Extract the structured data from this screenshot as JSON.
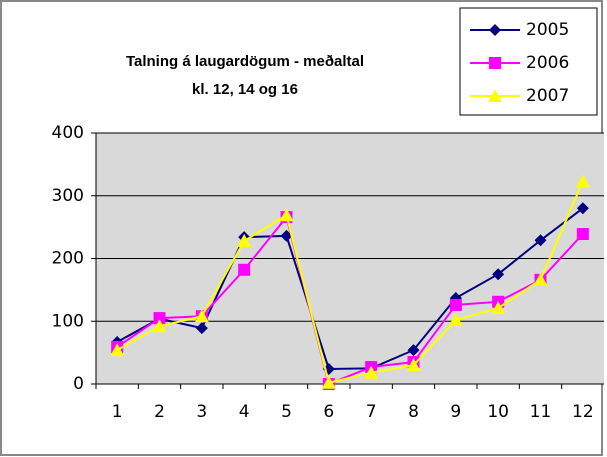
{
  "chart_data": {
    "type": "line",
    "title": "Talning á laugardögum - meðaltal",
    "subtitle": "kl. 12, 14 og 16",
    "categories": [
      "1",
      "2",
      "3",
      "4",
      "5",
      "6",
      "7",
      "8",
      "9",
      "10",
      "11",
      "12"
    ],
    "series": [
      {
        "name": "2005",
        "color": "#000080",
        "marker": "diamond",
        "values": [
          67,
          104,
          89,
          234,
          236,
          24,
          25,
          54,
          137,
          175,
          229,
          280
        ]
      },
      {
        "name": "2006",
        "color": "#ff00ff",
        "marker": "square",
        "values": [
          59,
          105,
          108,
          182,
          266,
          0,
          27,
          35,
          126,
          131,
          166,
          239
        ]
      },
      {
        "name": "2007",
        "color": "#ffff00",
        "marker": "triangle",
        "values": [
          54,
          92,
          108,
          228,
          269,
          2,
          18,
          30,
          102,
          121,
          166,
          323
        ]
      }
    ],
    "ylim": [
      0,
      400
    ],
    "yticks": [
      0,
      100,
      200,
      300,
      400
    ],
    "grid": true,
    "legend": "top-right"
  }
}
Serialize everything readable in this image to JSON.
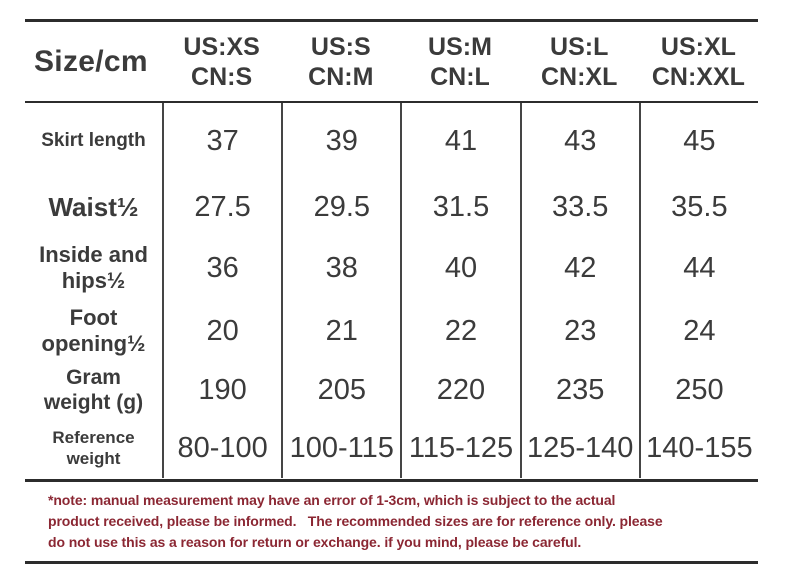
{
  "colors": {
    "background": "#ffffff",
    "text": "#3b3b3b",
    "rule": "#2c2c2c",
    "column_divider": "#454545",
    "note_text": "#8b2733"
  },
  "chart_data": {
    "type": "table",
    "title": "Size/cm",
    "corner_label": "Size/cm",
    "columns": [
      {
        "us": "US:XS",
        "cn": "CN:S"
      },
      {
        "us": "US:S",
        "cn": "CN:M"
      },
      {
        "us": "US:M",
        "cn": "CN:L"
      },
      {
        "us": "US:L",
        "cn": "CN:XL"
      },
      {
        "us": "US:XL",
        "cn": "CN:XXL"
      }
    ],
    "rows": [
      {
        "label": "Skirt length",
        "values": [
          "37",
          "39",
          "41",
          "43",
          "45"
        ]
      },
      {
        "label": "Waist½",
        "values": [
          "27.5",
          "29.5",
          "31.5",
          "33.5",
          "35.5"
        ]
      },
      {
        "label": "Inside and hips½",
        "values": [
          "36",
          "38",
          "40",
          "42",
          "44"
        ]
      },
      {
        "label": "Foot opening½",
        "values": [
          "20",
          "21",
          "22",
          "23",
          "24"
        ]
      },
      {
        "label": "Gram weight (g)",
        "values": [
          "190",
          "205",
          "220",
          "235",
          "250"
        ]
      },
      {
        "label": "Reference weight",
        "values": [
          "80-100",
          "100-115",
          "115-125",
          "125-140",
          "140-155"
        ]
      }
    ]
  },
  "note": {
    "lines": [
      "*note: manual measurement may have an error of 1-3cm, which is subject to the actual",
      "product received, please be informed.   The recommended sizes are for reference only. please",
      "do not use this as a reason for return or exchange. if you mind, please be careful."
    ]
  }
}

+ + + + + + +

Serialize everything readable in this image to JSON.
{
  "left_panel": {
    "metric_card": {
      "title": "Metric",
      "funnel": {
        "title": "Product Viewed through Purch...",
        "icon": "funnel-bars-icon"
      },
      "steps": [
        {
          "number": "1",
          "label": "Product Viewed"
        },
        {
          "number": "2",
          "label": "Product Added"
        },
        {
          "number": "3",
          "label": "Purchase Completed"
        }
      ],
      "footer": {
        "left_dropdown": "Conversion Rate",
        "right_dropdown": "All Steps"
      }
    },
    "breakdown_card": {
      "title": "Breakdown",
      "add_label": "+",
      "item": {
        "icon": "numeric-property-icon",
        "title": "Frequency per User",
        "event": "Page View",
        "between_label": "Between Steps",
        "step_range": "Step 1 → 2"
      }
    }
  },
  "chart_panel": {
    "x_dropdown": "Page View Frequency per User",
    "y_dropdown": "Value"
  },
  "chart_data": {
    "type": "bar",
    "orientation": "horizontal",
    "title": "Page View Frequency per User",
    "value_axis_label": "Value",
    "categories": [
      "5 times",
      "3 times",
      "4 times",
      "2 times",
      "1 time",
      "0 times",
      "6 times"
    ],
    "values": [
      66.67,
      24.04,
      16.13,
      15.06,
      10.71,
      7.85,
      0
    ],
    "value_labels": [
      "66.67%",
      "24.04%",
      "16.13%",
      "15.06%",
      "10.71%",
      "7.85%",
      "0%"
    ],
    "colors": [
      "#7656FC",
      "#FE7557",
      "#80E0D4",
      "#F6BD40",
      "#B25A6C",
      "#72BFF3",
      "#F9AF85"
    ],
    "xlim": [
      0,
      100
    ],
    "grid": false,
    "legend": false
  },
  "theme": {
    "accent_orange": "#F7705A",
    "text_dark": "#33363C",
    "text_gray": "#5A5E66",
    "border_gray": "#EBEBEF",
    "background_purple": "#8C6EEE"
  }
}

+ + + + + + +

» Problem description
Report the count of lines in the entries that contain the string "Viewed", and nothing besides it.

» Result
2